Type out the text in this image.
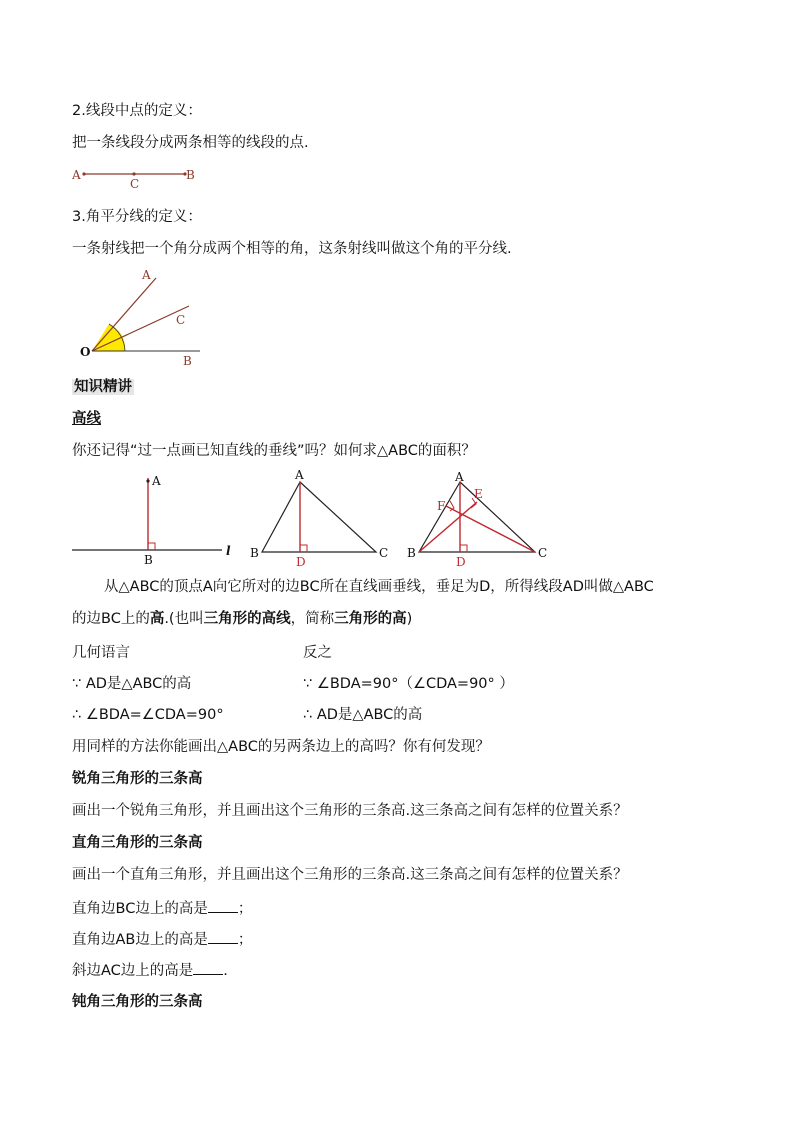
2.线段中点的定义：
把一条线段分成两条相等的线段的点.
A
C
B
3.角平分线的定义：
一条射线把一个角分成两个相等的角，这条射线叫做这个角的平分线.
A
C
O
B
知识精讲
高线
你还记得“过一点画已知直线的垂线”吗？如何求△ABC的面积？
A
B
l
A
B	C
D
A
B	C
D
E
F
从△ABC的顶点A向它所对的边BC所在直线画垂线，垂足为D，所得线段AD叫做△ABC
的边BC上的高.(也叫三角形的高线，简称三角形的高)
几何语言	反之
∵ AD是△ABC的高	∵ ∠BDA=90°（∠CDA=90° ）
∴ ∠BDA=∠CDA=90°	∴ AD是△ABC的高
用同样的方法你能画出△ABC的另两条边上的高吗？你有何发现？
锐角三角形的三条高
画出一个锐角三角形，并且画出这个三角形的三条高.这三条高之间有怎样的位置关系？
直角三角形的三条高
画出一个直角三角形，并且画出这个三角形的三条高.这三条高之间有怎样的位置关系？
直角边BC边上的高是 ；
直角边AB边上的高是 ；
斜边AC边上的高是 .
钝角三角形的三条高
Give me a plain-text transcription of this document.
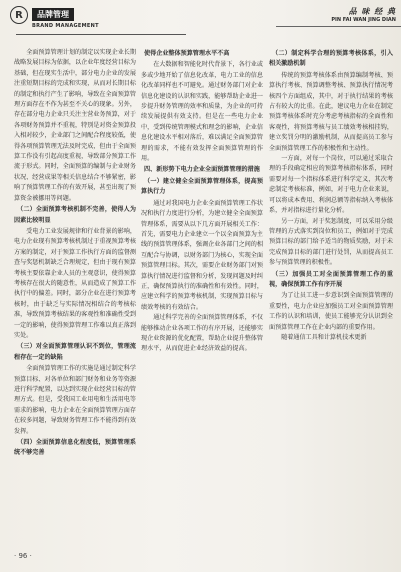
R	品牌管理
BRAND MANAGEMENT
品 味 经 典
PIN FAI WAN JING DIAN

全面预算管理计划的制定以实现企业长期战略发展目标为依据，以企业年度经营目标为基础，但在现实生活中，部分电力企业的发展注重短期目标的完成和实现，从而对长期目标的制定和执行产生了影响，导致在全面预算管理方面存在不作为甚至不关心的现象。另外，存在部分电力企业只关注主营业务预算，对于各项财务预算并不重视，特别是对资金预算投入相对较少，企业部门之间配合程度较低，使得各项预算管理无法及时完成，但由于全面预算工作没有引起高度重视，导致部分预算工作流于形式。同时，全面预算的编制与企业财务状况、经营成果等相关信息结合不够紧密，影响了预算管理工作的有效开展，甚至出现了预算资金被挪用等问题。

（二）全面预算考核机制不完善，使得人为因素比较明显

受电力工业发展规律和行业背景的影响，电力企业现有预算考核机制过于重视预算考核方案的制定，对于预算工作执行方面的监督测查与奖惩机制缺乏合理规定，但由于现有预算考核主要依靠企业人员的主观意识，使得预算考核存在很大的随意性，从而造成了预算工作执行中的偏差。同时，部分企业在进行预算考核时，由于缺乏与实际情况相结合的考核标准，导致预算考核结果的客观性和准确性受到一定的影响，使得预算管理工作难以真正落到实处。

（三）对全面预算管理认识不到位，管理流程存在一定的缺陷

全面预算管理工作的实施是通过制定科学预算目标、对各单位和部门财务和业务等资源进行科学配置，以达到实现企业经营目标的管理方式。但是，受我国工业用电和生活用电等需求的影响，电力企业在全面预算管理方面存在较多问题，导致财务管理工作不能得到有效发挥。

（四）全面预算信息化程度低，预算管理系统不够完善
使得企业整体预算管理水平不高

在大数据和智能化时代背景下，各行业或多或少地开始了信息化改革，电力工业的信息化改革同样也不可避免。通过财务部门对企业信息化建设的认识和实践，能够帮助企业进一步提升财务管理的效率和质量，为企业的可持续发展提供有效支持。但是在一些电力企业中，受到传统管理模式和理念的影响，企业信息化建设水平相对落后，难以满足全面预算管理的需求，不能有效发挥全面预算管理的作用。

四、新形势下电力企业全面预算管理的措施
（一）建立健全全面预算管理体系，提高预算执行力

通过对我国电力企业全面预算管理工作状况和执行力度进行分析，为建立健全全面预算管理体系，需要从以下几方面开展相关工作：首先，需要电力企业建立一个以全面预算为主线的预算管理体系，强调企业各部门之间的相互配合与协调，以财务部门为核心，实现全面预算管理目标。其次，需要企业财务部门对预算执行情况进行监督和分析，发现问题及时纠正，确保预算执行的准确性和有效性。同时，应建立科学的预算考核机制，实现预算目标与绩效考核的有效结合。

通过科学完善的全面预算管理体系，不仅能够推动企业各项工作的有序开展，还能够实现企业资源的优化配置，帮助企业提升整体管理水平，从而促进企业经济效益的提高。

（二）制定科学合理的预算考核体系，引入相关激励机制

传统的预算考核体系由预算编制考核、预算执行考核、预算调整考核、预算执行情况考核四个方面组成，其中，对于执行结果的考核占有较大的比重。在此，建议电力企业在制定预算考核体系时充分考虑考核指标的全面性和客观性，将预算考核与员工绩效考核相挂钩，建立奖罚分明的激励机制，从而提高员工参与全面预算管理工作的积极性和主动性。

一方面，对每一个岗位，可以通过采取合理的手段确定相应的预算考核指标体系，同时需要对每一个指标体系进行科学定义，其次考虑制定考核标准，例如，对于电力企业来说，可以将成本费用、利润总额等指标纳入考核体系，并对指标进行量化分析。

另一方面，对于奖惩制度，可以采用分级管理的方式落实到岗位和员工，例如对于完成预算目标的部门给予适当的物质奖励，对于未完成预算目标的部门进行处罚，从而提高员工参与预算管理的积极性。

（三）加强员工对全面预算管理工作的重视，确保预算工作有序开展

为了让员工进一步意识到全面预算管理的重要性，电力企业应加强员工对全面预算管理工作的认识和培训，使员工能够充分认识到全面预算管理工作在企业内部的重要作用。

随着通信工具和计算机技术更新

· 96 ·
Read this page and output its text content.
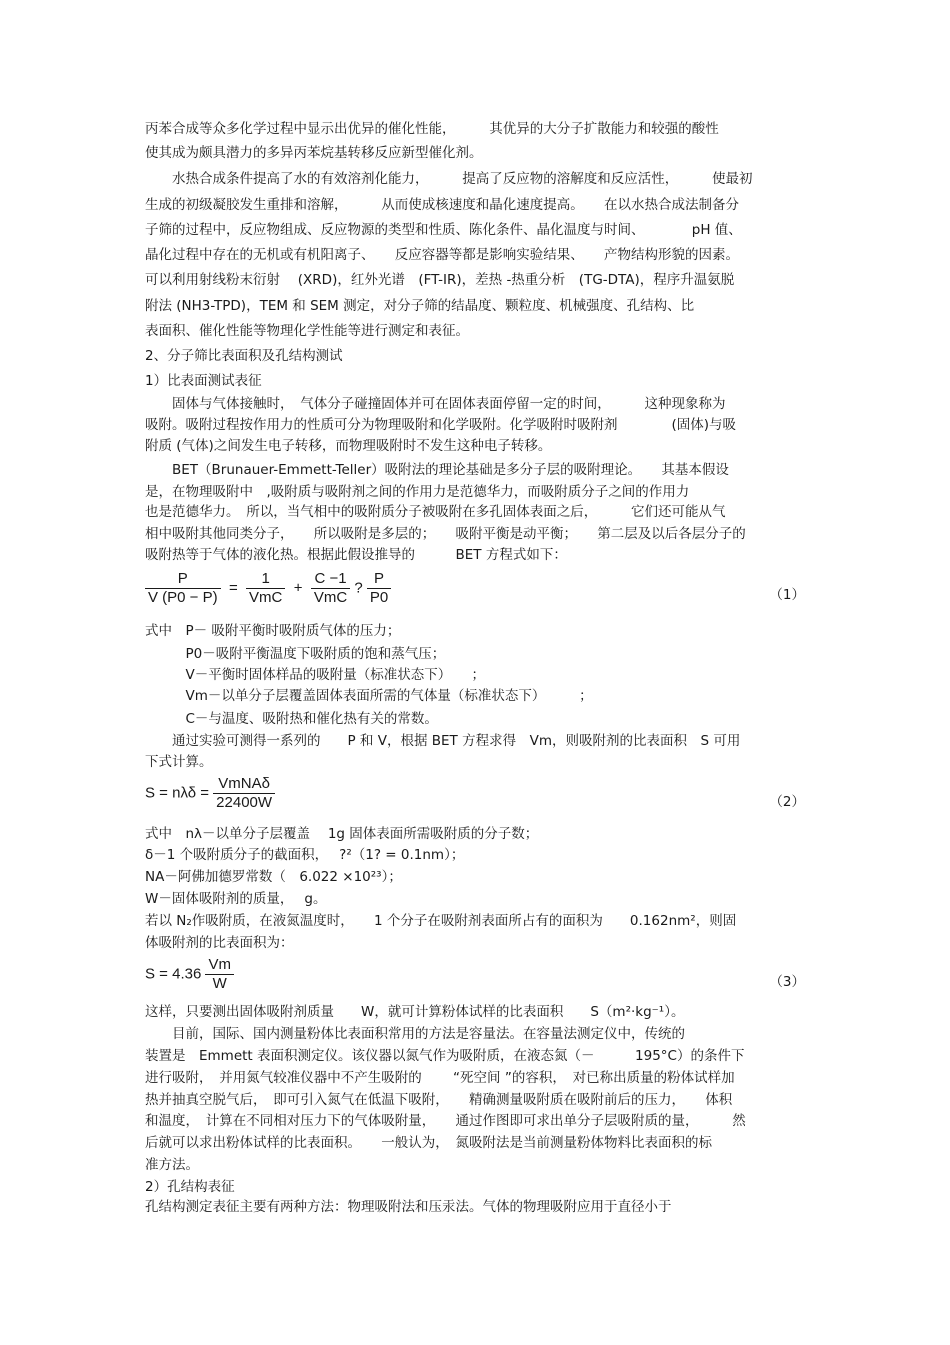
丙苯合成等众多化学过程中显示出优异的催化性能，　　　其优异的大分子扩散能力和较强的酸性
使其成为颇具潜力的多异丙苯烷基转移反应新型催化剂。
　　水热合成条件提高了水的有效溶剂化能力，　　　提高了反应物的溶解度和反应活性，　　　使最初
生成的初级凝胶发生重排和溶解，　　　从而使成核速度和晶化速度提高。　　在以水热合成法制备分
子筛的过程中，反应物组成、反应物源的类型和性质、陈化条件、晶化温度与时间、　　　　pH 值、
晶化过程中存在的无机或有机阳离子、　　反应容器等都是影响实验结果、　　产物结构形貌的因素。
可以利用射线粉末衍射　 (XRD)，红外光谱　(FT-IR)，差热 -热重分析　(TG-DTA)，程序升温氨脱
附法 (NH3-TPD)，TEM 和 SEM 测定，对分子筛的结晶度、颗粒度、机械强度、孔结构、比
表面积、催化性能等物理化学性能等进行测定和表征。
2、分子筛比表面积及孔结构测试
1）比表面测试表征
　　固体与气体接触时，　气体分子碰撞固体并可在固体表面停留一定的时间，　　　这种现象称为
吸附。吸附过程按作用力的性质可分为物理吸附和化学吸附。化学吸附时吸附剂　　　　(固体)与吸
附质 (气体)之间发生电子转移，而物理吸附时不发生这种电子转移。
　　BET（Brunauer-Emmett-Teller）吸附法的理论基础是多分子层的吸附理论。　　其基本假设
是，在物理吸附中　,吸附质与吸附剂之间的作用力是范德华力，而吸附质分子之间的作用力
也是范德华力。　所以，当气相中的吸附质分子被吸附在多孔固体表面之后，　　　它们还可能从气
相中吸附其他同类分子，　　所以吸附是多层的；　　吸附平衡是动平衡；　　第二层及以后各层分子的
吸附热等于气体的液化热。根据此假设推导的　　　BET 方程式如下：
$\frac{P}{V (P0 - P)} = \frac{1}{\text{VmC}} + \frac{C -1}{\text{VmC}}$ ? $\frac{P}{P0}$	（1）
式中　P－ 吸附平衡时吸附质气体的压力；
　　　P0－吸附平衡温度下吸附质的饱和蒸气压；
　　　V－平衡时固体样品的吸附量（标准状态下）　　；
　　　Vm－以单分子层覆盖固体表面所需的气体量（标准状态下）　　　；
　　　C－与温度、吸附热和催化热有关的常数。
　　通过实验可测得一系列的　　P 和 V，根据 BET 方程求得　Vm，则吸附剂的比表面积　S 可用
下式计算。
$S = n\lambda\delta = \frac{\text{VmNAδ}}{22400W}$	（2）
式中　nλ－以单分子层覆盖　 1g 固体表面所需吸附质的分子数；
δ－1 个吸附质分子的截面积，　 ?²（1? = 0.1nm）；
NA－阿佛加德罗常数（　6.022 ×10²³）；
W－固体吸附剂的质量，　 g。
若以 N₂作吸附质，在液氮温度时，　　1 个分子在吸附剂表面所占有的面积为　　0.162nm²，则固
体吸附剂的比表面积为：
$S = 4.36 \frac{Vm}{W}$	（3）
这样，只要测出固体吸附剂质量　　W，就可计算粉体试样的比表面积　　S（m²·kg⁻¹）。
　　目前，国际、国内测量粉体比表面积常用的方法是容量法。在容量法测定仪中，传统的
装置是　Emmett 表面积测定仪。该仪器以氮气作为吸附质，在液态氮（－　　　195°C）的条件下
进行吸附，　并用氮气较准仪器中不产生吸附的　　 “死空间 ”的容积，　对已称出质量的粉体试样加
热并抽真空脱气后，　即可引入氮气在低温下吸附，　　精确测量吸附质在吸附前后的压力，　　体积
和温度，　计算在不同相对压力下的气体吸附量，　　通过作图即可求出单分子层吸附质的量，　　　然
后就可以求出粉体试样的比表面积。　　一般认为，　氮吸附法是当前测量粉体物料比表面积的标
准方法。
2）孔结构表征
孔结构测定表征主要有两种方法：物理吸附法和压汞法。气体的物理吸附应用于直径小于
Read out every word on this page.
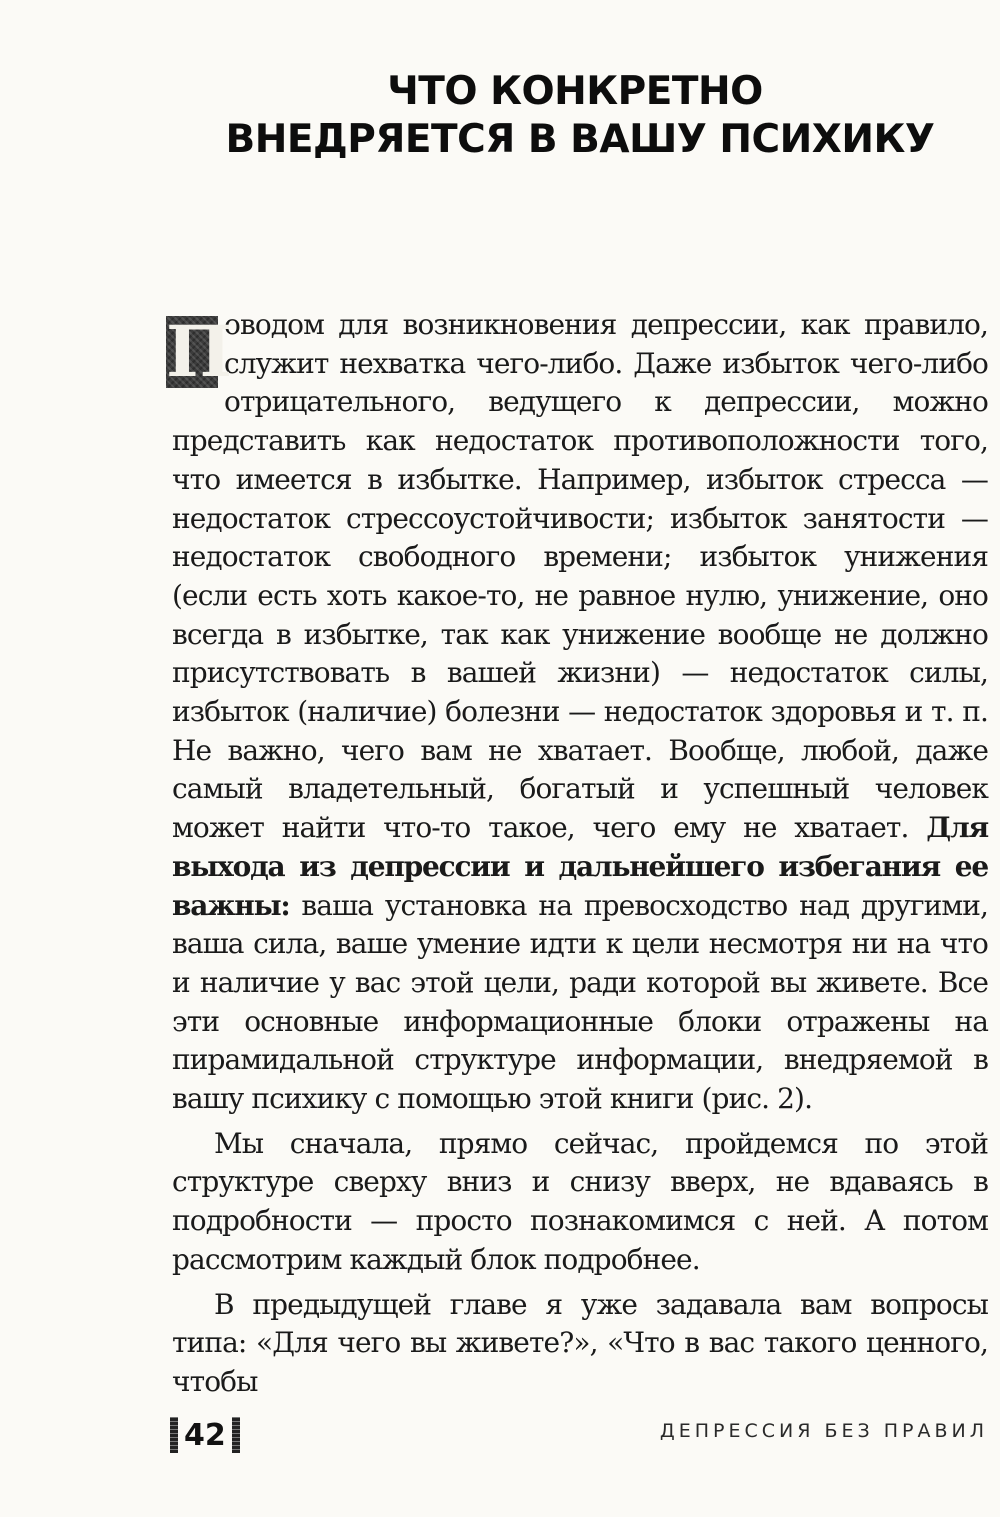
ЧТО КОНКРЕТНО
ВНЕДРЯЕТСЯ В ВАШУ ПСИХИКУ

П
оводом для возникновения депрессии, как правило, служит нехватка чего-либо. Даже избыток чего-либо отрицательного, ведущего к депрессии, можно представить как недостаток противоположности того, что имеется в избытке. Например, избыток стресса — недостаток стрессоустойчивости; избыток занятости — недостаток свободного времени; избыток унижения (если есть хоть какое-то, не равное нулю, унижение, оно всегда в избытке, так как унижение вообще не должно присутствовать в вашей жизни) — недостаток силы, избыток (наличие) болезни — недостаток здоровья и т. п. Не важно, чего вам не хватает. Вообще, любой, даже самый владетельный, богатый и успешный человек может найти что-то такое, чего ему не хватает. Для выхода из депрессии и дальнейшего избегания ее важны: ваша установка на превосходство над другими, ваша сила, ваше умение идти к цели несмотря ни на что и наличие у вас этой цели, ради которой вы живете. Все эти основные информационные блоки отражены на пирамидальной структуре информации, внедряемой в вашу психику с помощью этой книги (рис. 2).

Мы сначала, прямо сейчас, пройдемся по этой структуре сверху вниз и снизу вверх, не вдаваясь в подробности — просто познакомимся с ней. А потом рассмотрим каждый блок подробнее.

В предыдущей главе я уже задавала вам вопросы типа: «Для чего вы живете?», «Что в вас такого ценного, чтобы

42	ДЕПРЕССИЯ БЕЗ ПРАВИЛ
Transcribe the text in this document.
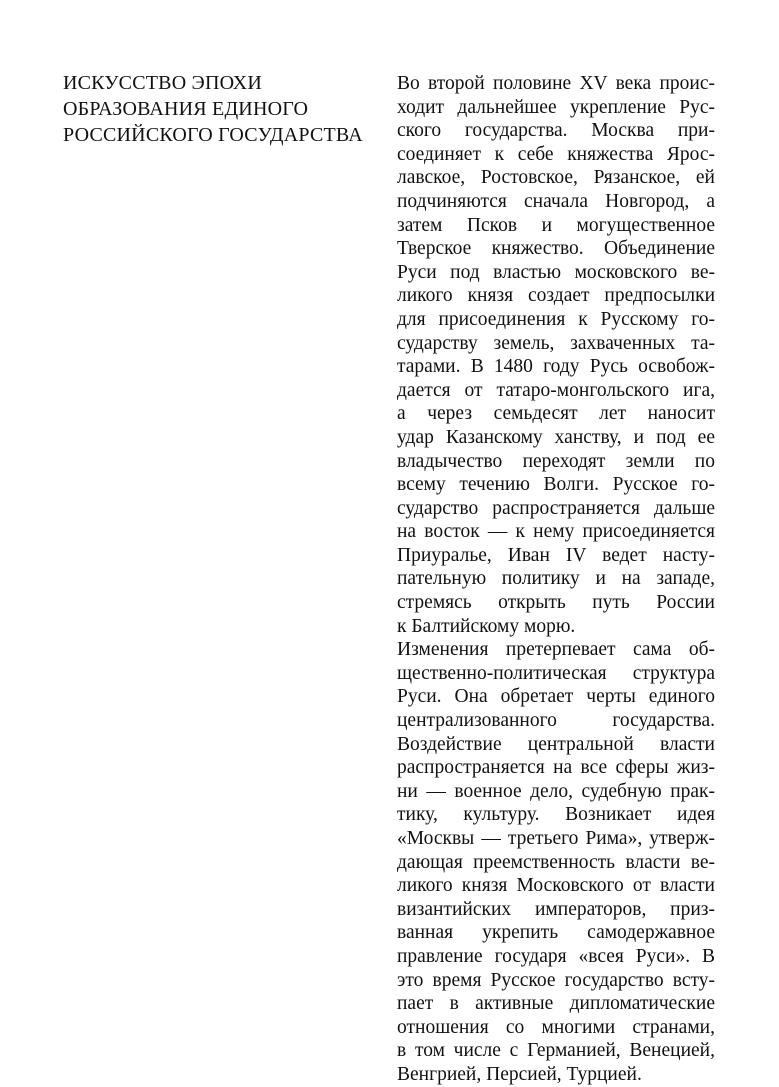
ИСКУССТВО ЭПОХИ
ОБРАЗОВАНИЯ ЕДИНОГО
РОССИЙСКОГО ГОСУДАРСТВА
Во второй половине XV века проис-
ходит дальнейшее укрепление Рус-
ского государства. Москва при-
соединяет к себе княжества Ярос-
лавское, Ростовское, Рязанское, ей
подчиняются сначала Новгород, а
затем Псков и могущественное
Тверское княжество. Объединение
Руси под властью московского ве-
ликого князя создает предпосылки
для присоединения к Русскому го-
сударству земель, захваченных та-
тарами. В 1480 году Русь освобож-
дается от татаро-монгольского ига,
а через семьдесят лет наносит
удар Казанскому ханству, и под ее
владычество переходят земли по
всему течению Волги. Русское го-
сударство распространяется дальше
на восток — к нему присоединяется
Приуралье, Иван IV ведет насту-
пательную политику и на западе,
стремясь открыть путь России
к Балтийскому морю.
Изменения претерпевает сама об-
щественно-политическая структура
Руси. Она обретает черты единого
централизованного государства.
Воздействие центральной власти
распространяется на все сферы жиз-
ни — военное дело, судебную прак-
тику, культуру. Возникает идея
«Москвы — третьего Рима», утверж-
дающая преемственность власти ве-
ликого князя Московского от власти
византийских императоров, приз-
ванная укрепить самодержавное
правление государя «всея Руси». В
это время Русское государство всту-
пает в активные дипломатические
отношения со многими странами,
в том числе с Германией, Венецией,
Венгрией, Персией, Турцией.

★ ★ ★ ★ ★ ★ ★

- **TASK BRIEF**: Your answer should be a single number: the count of lines in these records that hold the string "Read".

- **FULL RESPONSE**: 2